## Do this
Without including any images, repeat the data exactly.

:: Records to process ::

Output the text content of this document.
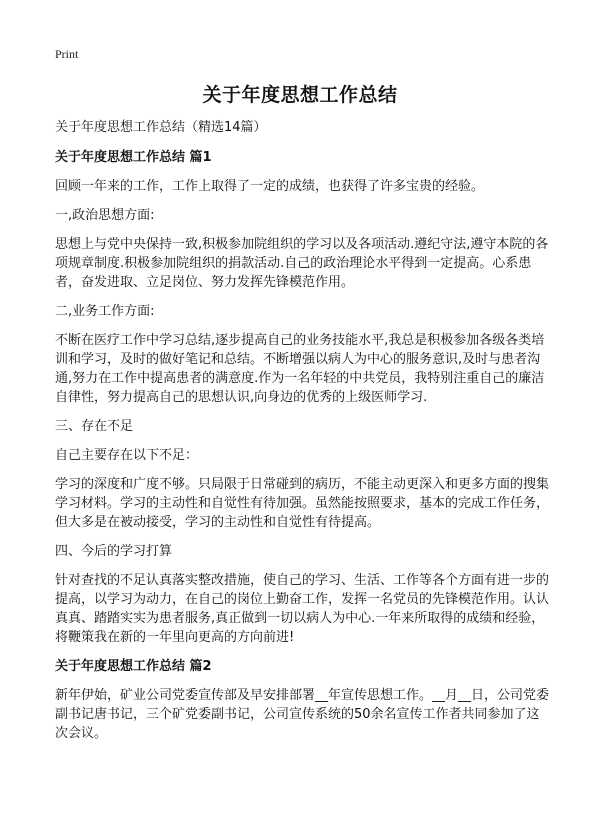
Print
关于年度思想工作总结

关于年度思想工作总结（精选14篇）

关于年度思想工作总结 篇1

回顾一年来的工作，工作上取得了一定的成绩，也获得了许多宝贵的经验。

一,政治思想方面:

思想上与党中央保持一致,积极参加院组织的学习以及各项活动.遵纪守法,遵守本院的各项规章制度.积极参加院组织的捐款活动.自己的政治理论水平得到一定提高。心系患者，奋发进取、立足岗位、努力发挥先锋模范作用。

二,业务工作方面:

不断在医疗工作中学习总结,逐步提高自己的业务技能水平,我总是积极参加各级各类培训和学习，及时的做好笔记和总结。不断增强以病人为中心的服务意识,及时与患者沟通,努力在工作中提高患者的满意度.作为一名年轻的中共党员，我特别注重自己的廉洁自律性，努力提高自己的思想认识,向身边的优秀的上级医师学习.

三、存在不足

自己主要存在以下不足：

学习的深度和广度不够。只局限于日常碰到的病历，不能主动更深入和更多方面的搜集学习材料。学习的主动性和自觉性有待加强。虽然能按照要求，基本的完成工作任务，但大多是在被动接受，学习的主动性和自觉性有待提高。

四、今后的学习打算

针对查找的不足认真落实整改措施，使自己的学习、生活、工作等各个方面有进一步的提高，以学习为动力，在自己的岗位上勤奋工作，发挥一名党员的先锋模范作用。认认真真、踏踏实实为患者服务,真正做到一切以病人为中心.一年来所取得的成绩和经验，将鞭策我在新的一年里向更高的方向前进!

关于年度思想工作总结 篇2

新年伊始，矿业公司党委宣传部及早安排部署__年宣传思想工作。__月__日，公司党委副书记唐书记，三个矿党委副书记，公司宣传系统的50余名宣传工作者共同参加了这次会议。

:::

## Task output
Output the text content of this document.
Print
关于年度思想工作总结

关于年度思想工作总结（精选14篇）

关于年度思想工作总结 篇1

回顾一年来的工作，工作上取得了一定的成绩，也获得了许多宝贵的经验。

一,政治思想方面:

思想上与党中央保持一致,积极参加院组织的学习以及各项活动.遵纪守法,遵守本院的各项规章制度.积极参加院组织的捐款活动.自己的政治理论水平得到一定提高。心系患者，奋发进取、立足岗位、努力发挥先锋模范作用。

二,业务工作方面:

不断在医疗工作中学习总结,逐步提高自己的业务技能水平,我总是积极参加各级各类培训和学习，及时的做好笔记和总结。不断增强以病人为中心的服务意识,及时与患者沟通,努力在工作中提高患者的满意度.作为一名年轻的中共党员，我特别注重自己的廉洁自律性，努力提高自己的思想认识,向身边的优秀的上级医师学习.

三、存在不足

自己主要存在以下不足：

学习的深度和广度不够。只局限于日常碰到的病历，不能主动更深入和更多方面的搜集学习材料。学习的主动性和自觉性有待加强。虽然能按照要求，基本的完成工作任务，但大多是在被动接受，学习的主动性和自觉性有待提高。

四、今后的学习打算

针对查找的不足认真落实整改措施，使自己的学习、生活、工作等各个方面有进一步的提高，以学习为动力，在自己的岗位上勤奋工作，发挥一名党员的先锋模范作用。认认真真、踏踏实实为患者服务,真正做到一切以病人为中心.一年来所取得的成绩和经验，将鞭策我在新的一年里向更高的方向前进!

关于年度思想工作总结 篇2

新年伊始，矿业公司党委宣传部及早安排部署__年宣传思想工作。__月__日，公司党委副书记唐书记，三个矿党委副书记，公司宣传系统的50余名宣传工作者共同参加了这次会议。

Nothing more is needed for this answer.